Exercise details ▸
Restate all of the data exactly.

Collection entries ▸
= = =
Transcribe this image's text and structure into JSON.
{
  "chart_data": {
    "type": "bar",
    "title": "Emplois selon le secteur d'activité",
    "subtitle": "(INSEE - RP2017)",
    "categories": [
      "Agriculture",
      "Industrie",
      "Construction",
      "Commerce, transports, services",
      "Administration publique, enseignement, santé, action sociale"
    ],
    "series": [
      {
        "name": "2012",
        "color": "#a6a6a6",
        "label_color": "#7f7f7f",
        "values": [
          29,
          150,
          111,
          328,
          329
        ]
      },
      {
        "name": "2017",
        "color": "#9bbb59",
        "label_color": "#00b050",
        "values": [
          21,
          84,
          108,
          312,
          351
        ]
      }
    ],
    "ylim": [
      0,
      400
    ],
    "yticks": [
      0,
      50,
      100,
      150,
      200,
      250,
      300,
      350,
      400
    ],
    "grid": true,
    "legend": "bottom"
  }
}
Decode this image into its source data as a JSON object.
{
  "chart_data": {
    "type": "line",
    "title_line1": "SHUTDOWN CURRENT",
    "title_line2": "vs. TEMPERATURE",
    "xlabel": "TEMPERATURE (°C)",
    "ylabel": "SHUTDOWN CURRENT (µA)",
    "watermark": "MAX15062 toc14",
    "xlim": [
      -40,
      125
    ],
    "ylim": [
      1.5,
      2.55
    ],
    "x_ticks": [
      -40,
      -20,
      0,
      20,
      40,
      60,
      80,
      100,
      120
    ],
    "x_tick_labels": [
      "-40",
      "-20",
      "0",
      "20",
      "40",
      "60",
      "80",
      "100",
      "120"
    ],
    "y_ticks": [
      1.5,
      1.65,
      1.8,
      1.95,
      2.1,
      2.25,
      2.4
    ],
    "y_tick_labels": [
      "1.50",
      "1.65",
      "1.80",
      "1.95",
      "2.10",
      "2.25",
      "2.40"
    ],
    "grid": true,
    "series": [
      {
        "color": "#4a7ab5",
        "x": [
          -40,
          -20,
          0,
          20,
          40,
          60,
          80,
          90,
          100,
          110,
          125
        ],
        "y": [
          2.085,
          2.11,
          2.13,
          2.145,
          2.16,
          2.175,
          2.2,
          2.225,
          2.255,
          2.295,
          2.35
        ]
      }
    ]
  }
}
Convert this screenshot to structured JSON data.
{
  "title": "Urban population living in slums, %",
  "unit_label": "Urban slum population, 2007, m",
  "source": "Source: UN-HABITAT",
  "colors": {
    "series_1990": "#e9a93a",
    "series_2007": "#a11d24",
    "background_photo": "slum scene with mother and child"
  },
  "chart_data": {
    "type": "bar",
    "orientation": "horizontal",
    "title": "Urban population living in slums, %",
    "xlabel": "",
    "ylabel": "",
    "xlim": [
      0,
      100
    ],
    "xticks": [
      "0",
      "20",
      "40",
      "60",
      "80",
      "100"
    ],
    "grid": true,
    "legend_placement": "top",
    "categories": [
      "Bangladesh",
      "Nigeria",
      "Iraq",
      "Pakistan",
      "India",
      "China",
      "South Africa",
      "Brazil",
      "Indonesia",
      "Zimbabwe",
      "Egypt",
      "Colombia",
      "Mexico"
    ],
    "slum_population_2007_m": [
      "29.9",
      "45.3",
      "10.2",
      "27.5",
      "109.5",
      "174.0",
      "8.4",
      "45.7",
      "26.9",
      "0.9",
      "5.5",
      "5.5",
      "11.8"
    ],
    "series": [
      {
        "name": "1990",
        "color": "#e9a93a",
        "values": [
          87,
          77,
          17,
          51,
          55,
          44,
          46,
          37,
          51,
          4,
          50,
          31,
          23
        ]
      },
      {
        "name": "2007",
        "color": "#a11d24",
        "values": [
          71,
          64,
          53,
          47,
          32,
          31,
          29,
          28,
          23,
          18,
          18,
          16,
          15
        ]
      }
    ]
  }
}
= = =
Expected output ▸
Transcribe this image's text and structure into JSON.
{
  "chart_data": {
    "type": "bar",
    "title": "Emplois selon le secteur d'activité",
    "subtitle": "(INSEE - RP2017)",
    "categories": [
      "Agriculture",
      "Industrie",
      "Construction",
      "Commerce, transports, services",
      "Administration publique, enseignement, santé, action sociale"
    ],
    "series": [
      {
        "name": "2012",
        "color": "#a6a6a6",
        "label_color": "#7f7f7f",
        "values": [
          29,
          150,
          111,
          328,
          329
        ]
      },
      {
        "name": "2017",
        "color": "#9bbb59",
        "label_color": "#00b050",
        "values": [
          21,
          84,
          108,
          312,
          351
        ]
      }
    ],
    "ylim": [
      0,
      400
    ],
    "yticks": [
      0,
      50,
      100,
      150,
      200,
      250,
      300,
      350,
      400
    ],
    "grid": true,
    "legend": "bottom"
  }
}
Decode this image into its source data as a JSON object.
{
  "chart_data": {
    "type": "line",
    "title_line1": "SHUTDOWN CURRENT",
    "title_line2": "vs. TEMPERATURE",
    "xlabel": "TEMPERATURE (°C)",
    "ylabel": "SHUTDOWN CURRENT (µA)",
    "watermark": "MAX15062 toc14",
    "xlim": [
      -40,
      125
    ],
    "ylim": [
      1.5,
      2.55
    ],
    "x_ticks": [
      -40,
      -20,
      0,
      20,
      40,
      60,
      80,
      100,
      120
    ],
    "x_tick_labels": [
      "-40",
      "-20",
      "0",
      "20",
      "40",
      "60",
      "80",
      "100",
      "120"
    ],
    "y_ticks": [
      1.5,
      1.65,
      1.8,
      1.95,
      2.1,
      2.25,
      2.4
    ],
    "y_tick_labels": [
      "1.50",
      "1.65",
      "1.80",
      "1.95",
      "2.10",
      "2.25",
      "2.40"
    ],
    "grid": true,
    "series": [
      {
        "color": "#4a7ab5",
        "x": [
          -40,
          -20,
          0,
          20,
          40,
          60,
          80,
          90,
          100,
          110,
          125
        ],
        "y": [
          2.085,
          2.11,
          2.13,
          2.145,
          2.16,
          2.175,
          2.2,
          2.225,
          2.255,
          2.295,
          2.35
        ]
      }
    ]
  }
}
Convert this screenshot to structured JSON data.
{
  "title": "Urban population living in slums, %",
  "unit_label": "Urban slum population, 2007, m",
  "source": "Source: UN-HABITAT",
  "colors": {
    "series_1990": "#e9a93a",
    "series_2007": "#a11d24",
    "background_photo": "slum scene with mother and child"
  },
  "chart_data": {
    "type": "bar",
    "orientation": "horizontal",
    "title": "Urban population living in slums, %",
    "xlabel": "",
    "ylabel": "",
    "xlim": [
      0,
      100
    ],
    "xticks": [
      "0",
      "20",
      "40",
      "60",
      "80",
      "100"
    ],
    "grid": true,
    "legend_placement": "top",
    "categories": [
      "Bangladesh",
      "Nigeria",
      "Iraq",
      "Pakistan",
      "India",
      "China",
      "South Africa",
      "Brazil",
      "Indonesia",
      "Zimbabwe",
      "Egypt",
      "Colombia",
      "Mexico"
    ],
    "slum_population_2007_m": [
      "29.9",
      "45.3",
      "10.2",
      "27.5",
      "109.5",
      "174.0",
      "8.4",
      "45.7",
      "26.9",
      "0.9",
      "5.5",
      "5.5",
      "11.8"
    ],
    "series": [
      {
        "name": "1990",
        "color": "#e9a93a",
        "values": [
          87,
          77,
          17,
          51,
          55,
          44,
          46,
          37,
          51,
          4,
          50,
          31,
          23
        ]
      },
      {
        "name": "2007",
        "color": "#a11d24",
        "values": [
          71,
          64,
          53,
          47,
          32,
          31,
          29,
          28,
          23,
          18,
          18,
          16,
          15
        ]
      }
    ]
  }
}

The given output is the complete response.